* [EXERCISE OBJECTIVE]
Transcribe the data that follows precisely, omitting nothing.

* [Some records]

┏━━

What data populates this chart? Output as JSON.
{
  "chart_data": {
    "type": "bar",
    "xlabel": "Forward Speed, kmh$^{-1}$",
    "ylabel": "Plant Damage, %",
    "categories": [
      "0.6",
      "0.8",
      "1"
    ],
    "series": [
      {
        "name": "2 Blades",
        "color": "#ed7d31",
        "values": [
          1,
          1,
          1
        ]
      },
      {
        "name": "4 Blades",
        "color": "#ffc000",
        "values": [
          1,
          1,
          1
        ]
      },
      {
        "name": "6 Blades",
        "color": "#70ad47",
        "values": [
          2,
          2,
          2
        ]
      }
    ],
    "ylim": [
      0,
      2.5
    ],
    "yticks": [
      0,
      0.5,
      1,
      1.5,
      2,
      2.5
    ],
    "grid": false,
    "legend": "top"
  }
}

┗━━

* [CORRECT OUTPUT]
What data populates this chart? Output as JSON.
{
  "chart_data": {
    "type": "bar",
    "xlabel": "Forward Speed, kmh$^{-1}$",
    "ylabel": "Plant Damage, %",
    "categories": [
      "0.6",
      "0.8",
      "1"
    ],
    "series": [
      {
        "name": "2 Blades",
        "color": "#ed7d31",
        "values": [
          1,
          1,
          1
        ]
      },
      {
        "name": "4 Blades",
        "color": "#ffc000",
        "values": [
          1,
          1,
          1
        ]
      },
      {
        "name": "6 Blades",
        "color": "#70ad47",
        "values": [
          2,
          2,
          2
        ]
      }
    ],
    "ylim": [
      0,
      2.5
    ],
    "yticks": [
      0,
      0.5,
      1,
      1.5,
      2,
      2.5
    ],
    "grid": false,
    "legend": "top"
  }
}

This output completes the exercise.